■ What the task requires
Your job is to retype all of the data word for word, leaving every image out.

---- Dataset content

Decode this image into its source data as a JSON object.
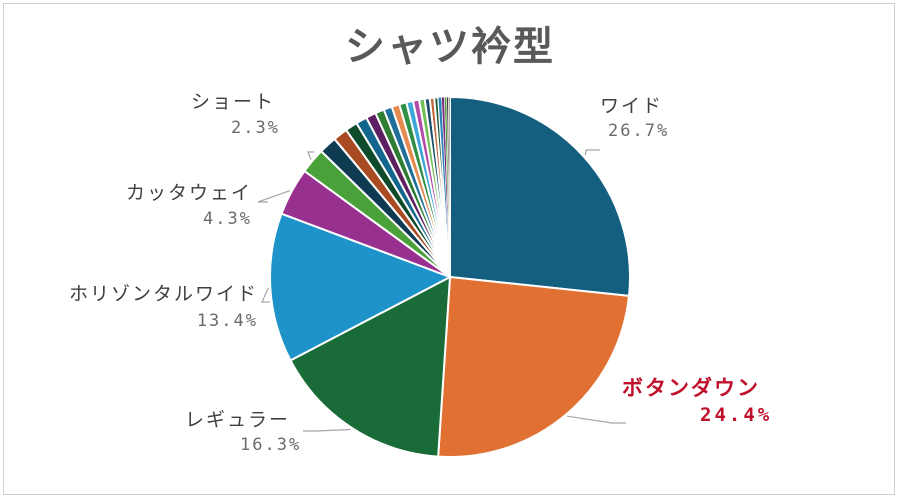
{
  "chart_data": {
    "type": "pie",
    "title": "シャツ衿型",
    "slices": [
      {
        "label": "ワイド",
        "value": 26.7,
        "pct_text": "26.7%",
        "color": "#145f80",
        "show_label": true
      },
      {
        "label": "ボタンダウン",
        "value": 24.4,
        "pct_text": "24.4%",
        "color": "#e07133",
        "show_label": true,
        "highlight": true
      },
      {
        "label": "レギュラー",
        "value": 16.3,
        "pct_text": "16.3%",
        "color": "#196b38",
        "show_label": true
      },
      {
        "label": "ホリゾンタルワイド",
        "value": 13.4,
        "pct_text": "13.4%",
        "color": "#1d93c9",
        "show_label": true
      },
      {
        "label": "カッタウェイ",
        "value": 4.3,
        "pct_text": "4.3%",
        "color": "#97308f",
        "show_label": true
      },
      {
        "label": "ショート",
        "value": 2.3,
        "pct_text": "2.3%",
        "color": "#4aa139",
        "show_label": true
      },
      {
        "value": 1.6,
        "color": "#0f3b52"
      },
      {
        "value": 1.3,
        "color": "#a84a22"
      },
      {
        "value": 1.1,
        "color": "#0f4a2a"
      },
      {
        "value": 1.0,
        "color": "#12658c"
      },
      {
        "value": 0.9,
        "color": "#5e2060"
      },
      {
        "value": 0.8,
        "color": "#2e7d32"
      },
      {
        "value": 0.75,
        "color": "#1f6f9a"
      },
      {
        "value": 0.7,
        "color": "#e58a4f"
      },
      {
        "value": 0.65,
        "color": "#2f8f45"
      },
      {
        "value": 0.6,
        "color": "#3aa7d8"
      },
      {
        "value": 0.55,
        "color": "#b04ca8"
      },
      {
        "value": 0.5,
        "color": "#6fbf55"
      },
      {
        "value": 0.45,
        "color": "#1a4d66"
      },
      {
        "value": 0.4,
        "color": "#c0653a"
      },
      {
        "value": 0.35,
        "color": "#1c5a36"
      },
      {
        "value": 0.3,
        "color": "#2b84b8"
      },
      {
        "value": 0.25,
        "color": "#7a2a78"
      },
      {
        "value": 0.2,
        "color": "#4f9a3f"
      },
      {
        "value": 0.15,
        "color": "#3a3a3a"
      },
      {
        "value": 0.15,
        "color": "#888888"
      }
    ]
  }
}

--------

■ Correct result
Decode this image into its source data as a JSON object.
{
  "chart_data": {
    "type": "pie",
    "title": "シャツ衿型",
    "slices": [
      {
        "label": "ワイド",
        "value": 26.7,
        "pct_text": "26.7%",
        "color": "#145f80",
        "show_label": true
      },
      {
        "label": "ボタンダウン",
        "value": 24.4,
        "pct_text": "24.4%",
        "color": "#e07133",
        "show_label": true,
        "highlight": true
      },
      {
        "label": "レギュラー",
        "value": 16.3,
        "pct_text": "16.3%",
        "color": "#196b38",
        "show_label": true
      },
      {
        "label": "ホリゾンタルワイド",
        "value": 13.4,
        "pct_text": "13.4%",
        "color": "#1d93c9",
        "show_label": true
      },
      {
        "label": "カッタウェイ",
        "value": 4.3,
        "pct_text": "4.3%",
        "color": "#97308f",
        "show_label": true
      },
      {
        "label": "ショート",
        "value": 2.3,
        "pct_text": "2.3%",
        "color": "#4aa139",
        "show_label": true
      },
      {
        "value": 1.6,
        "color": "#0f3b52"
      },
      {
        "value": 1.3,
        "color": "#a84a22"
      },
      {
        "value": 1.1,
        "color": "#0f4a2a"
      },
      {
        "value": 1.0,
        "color": "#12658c"
      },
      {
        "value": 0.9,
        "color": "#5e2060"
      },
      {
        "value": 0.8,
        "color": "#2e7d32"
      },
      {
        "value": 0.75,
        "color": "#1f6f9a"
      },
      {
        "value": 0.7,
        "color": "#e58a4f"
      },
      {
        "value": 0.65,
        "color": "#2f8f45"
      },
      {
        "value": 0.6,
        "color": "#3aa7d8"
      },
      {
        "value": 0.55,
        "color": "#b04ca8"
      },
      {
        "value": 0.5,
        "color": "#6fbf55"
      },
      {
        "value": 0.45,
        "color": "#1a4d66"
      },
      {
        "value": 0.4,
        "color": "#c0653a"
      },
      {
        "value": 0.35,
        "color": "#1c5a36"
      },
      {
        "value": 0.3,
        "color": "#2b84b8"
      },
      {
        "value": 0.25,
        "color": "#7a2a78"
      },
      {
        "value": 0.2,
        "color": "#4f9a3f"
      },
      {
        "value": 0.15,
        "color": "#3a3a3a"
      },
      {
        "value": 0.15,
        "color": "#888888"
      }
    ]
  }
}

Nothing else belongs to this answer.